▶ [Given exercise] Output every line below without omitting or altering anything.

▶ [Given entries]
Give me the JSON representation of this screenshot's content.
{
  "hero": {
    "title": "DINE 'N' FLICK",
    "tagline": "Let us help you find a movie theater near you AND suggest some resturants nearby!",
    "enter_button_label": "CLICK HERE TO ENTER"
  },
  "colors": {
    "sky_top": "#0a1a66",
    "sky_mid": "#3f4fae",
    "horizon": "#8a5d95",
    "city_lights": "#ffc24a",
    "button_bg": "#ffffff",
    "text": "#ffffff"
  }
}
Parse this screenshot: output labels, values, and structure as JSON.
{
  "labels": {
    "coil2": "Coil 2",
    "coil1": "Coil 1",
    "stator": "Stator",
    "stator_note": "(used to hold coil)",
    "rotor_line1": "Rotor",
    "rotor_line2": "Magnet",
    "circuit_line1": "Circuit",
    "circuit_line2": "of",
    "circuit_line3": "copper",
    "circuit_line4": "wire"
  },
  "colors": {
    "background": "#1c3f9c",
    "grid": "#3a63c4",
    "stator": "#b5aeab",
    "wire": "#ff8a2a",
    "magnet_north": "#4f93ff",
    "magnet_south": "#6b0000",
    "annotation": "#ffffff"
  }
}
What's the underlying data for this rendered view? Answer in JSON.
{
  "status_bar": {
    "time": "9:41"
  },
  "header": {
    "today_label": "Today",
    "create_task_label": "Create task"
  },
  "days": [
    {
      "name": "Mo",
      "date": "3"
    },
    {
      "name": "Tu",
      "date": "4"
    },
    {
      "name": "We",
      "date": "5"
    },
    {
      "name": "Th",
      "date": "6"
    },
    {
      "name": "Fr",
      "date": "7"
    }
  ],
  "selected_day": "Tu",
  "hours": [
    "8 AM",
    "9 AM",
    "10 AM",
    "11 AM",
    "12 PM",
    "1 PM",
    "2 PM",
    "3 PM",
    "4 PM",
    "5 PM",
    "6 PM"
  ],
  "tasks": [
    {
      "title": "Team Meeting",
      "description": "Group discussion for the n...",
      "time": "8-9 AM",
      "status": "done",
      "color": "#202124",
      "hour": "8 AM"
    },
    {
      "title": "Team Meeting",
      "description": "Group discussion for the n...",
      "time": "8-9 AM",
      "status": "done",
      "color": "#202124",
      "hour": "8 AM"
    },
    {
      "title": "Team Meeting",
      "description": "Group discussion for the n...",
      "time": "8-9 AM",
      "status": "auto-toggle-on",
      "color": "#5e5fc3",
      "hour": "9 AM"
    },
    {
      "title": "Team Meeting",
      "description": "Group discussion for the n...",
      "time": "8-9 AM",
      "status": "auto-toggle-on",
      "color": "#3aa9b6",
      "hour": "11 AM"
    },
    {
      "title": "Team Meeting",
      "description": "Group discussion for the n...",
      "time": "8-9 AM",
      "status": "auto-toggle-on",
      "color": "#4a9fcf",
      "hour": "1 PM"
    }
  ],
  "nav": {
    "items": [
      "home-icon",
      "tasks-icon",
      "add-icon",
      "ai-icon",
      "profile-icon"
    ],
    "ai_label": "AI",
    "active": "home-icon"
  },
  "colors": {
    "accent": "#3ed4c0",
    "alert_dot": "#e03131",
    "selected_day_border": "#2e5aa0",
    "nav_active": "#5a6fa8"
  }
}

▶ [Completed task]
Give me the JSON representation of this screenshot's content.
{
  "hero": {
    "title": "DINE 'N' FLICK",
    "tagline": "Let us help you find a movie theater near you AND suggest some resturants nearby!",
    "enter_button_label": "CLICK HERE TO ENTER"
  },
  "colors": {
    "sky_top": "#0a1a66",
    "sky_mid": "#3f4fae",
    "horizon": "#8a5d95",
    "city_lights": "#ffc24a",
    "button_bg": "#ffffff",
    "text": "#ffffff"
  }
}
Parse this screenshot: output labels, values, and structure as JSON.
{
  "labels": {
    "coil2": "Coil 2",
    "coil1": "Coil 1",
    "stator": "Stator",
    "stator_note": "(used to hold coil)",
    "rotor_line1": "Rotor",
    "rotor_line2": "Magnet",
    "circuit_line1": "Circuit",
    "circuit_line2": "of",
    "circuit_line3": "copper",
    "circuit_line4": "wire"
  },
  "colors": {
    "background": "#1c3f9c",
    "grid": "#3a63c4",
    "stator": "#b5aeab",
    "wire": "#ff8a2a",
    "magnet_north": "#4f93ff",
    "magnet_south": "#6b0000",
    "annotation": "#ffffff"
  }
}
What's the underlying data for this rendered view? Answer in JSON.
{
  "status_bar": {
    "time": "9:41"
  },
  "header": {
    "today_label": "Today",
    "create_task_label": "Create task"
  },
  "days": [
    {
      "name": "Mo",
      "date": "3"
    },
    {
      "name": "Tu",
      "date": "4"
    },
    {
      "name": "We",
      "date": "5"
    },
    {
      "name": "Th",
      "date": "6"
    },
    {
      "name": "Fr",
      "date": "7"
    }
  ],
  "selected_day": "Tu",
  "hours": [
    "8 AM",
    "9 AM",
    "10 AM",
    "11 AM",
    "12 PM",
    "1 PM",
    "2 PM",
    "3 PM",
    "4 PM",
    "5 PM",
    "6 PM"
  ],
  "tasks": [
    {
      "title": "Team Meeting",
      "description": "Group discussion for the n...",
      "time": "8-9 AM",
      "status": "done",
      "color": "#202124",
      "hour": "8 AM"
    },
    {
      "title": "Team Meeting",
      "description": "Group discussion for the n...",
      "time": "8-9 AM",
      "status": "done",
      "color": "#202124",
      "hour": "8 AM"
    },
    {
      "title": "Team Meeting",
      "description": "Group discussion for the n...",
      "time": "8-9 AM",
      "status": "auto-toggle-on",
      "color": "#5e5fc3",
      "hour": "9 AM"
    },
    {
      "title": "Team Meeting",
      "description": "Group discussion for the n...",
      "time": "8-9 AM",
      "status": "auto-toggle-on",
      "color": "#3aa9b6",
      "hour": "11 AM"
    },
    {
      "title": "Team Meeting",
      "description": "Group discussion for the n...",
      "time": "8-9 AM",
      "status": "auto-toggle-on",
      "color": "#4a9fcf",
      "hour": "1 PM"
    }
  ],
  "nav": {
    "items": [
      "home-icon",
      "tasks-icon",
      "add-icon",
      "ai-icon",
      "profile-icon"
    ],
    "ai_label": "AI",
    "active": "home-icon"
  },
  "colors": {
    "accent": "#3ed4c0",
    "alert_dot": "#e03131",
    "selected_day_border": "#2e5aa0",
    "nav_active": "#5a6fa8"
  }
}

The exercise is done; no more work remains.